Filter this data down to the lines that hold "JSON", and copy them.

[Raw records]
━━━
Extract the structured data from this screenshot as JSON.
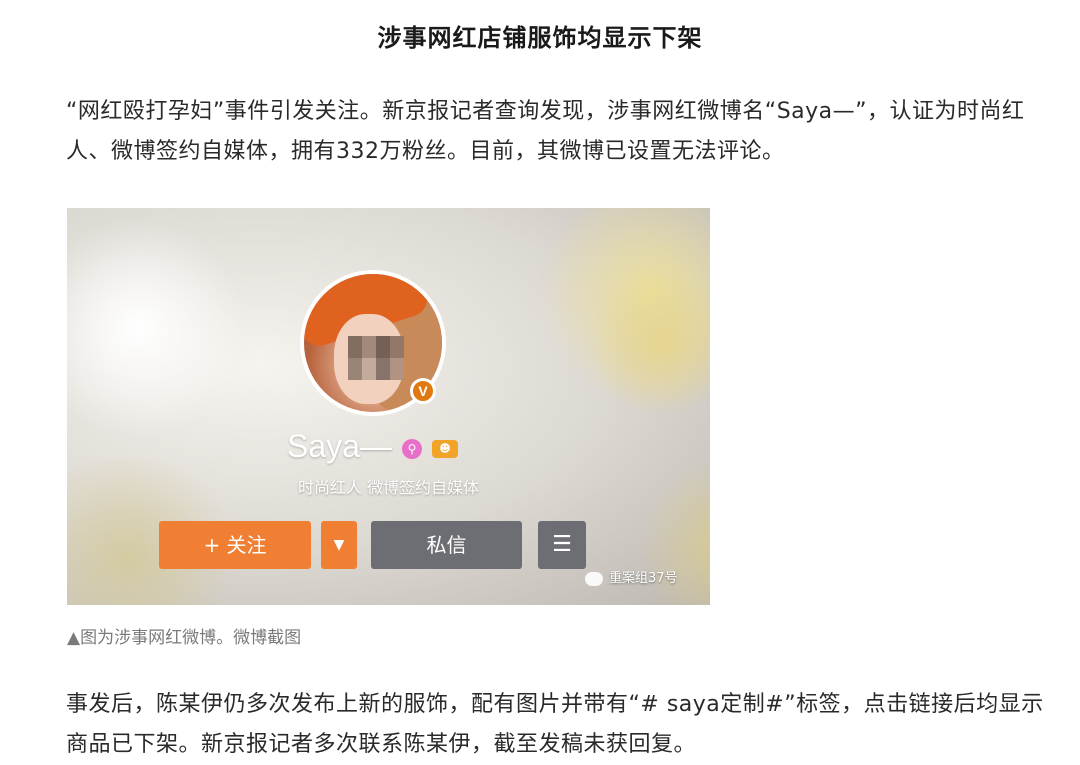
{
  "article": {
    "title": "涉事网红店铺服饰均显示下架",
    "paragraph1": "“网红殴打孕妇”事件引发关注。新京报记者查询发现，涉事网红微博名“Saya—”，认证为时尚红人、微博签约自媒体，拥有332万粉丝。目前，其微博已设置无法评论。",
    "caption": "▲图为涉事网红微博。微博截图",
    "paragraph2": "事发后，陈某伊仍多次发布上新的服饰，配有图片并带有“# saya定制#”标签，点击链接后均显示商品已下架。新京报记者多次联系陈某伊，截至发稿未获回复。"
  },
  "profile": {
    "verified_mark": "V",
    "username": "Saya—",
    "verification": "时尚红人 微博签约自媒体",
    "follow_label": "+ 关注",
    "dropdown_glyph": "▼",
    "message_label": "私信",
    "menu_glyph": "☰",
    "watermark": "重案组37号",
    "icons": [
      "search-icon",
      "fan-badge-icon"
    ]
  }
}
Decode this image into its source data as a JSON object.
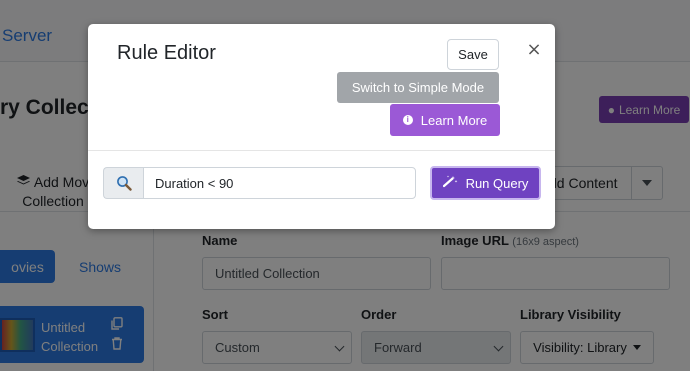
{
  "background": {
    "brand": "Server",
    "heading": "ry Collecti",
    "learn_more": "Learn More",
    "add_movie": "Add Movie Collection",
    "add_movie_line1": "Add Mov",
    "add_movie_line2": "Collection",
    "add_content": "dd Content",
    "tabs": {
      "movies": "ovies",
      "shows": "Shows"
    },
    "collection_item": {
      "line1": "Untitled",
      "line2": "Collection"
    },
    "form": {
      "name_label": "Name",
      "name_value": "Untitled Collection",
      "image_url_label": "Image URL",
      "image_url_hint": "(16x9 aspect)",
      "sort_label": "Sort",
      "sort_value": "Custom",
      "order_label": "Order",
      "order_value": "Forward",
      "visibility_label": "Library Visibility",
      "visibility_value": "Visibility: Library"
    }
  },
  "modal": {
    "title": "Rule Editor",
    "save_label": "Save",
    "close_glyph": "×",
    "switch_label": "Switch to Simple Mode",
    "learn_more_label": "Learn More",
    "info_glyph": "i",
    "query_value": "Duration < 90",
    "run_query_label": "Run Query"
  },
  "colors": {
    "primary": "#2c7be5",
    "run_query": "#6f42c1",
    "learn_more": "#9b59d6",
    "switch_mode": "#a1a5a9",
    "overlay": "rgba(0,0,0,0.5)"
  },
  "icons": {
    "search": "search-icon",
    "run": "magic-icon",
    "info": "info-icon",
    "close": "close-icon",
    "layers": "layers-icon",
    "copy": "copy-icon",
    "trash": "trash-icon"
  }
}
━━━
Exercise answer:
Extract the structured data from this screenshot as JSON.
Decode this image into its source data as a JSON object.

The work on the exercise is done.